**REQUEST**
Show each line that has the string "icon" in it.

──────── DATASET EXCERPTS

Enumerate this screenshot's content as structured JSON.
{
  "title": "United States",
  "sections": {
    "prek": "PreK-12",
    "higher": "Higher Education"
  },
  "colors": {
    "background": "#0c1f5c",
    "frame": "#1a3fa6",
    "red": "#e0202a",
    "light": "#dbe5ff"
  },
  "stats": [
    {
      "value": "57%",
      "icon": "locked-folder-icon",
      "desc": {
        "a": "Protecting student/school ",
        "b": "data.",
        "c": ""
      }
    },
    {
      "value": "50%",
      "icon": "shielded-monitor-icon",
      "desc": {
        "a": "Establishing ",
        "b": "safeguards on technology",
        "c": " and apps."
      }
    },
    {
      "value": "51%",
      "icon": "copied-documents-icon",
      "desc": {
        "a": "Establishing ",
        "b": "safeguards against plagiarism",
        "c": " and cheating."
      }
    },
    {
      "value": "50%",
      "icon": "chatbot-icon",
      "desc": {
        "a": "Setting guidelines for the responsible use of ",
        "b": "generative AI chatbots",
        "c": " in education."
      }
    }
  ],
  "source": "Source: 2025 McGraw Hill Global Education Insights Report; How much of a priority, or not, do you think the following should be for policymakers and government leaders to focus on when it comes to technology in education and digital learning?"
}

────────────────

**RESULT OF THIS EXERCISE**
      "icon": "locked-folder-icon",
      "icon": "shielded-monitor-icon",
      "icon": "copied-documents-icon",
      "icon": "chatbot-icon",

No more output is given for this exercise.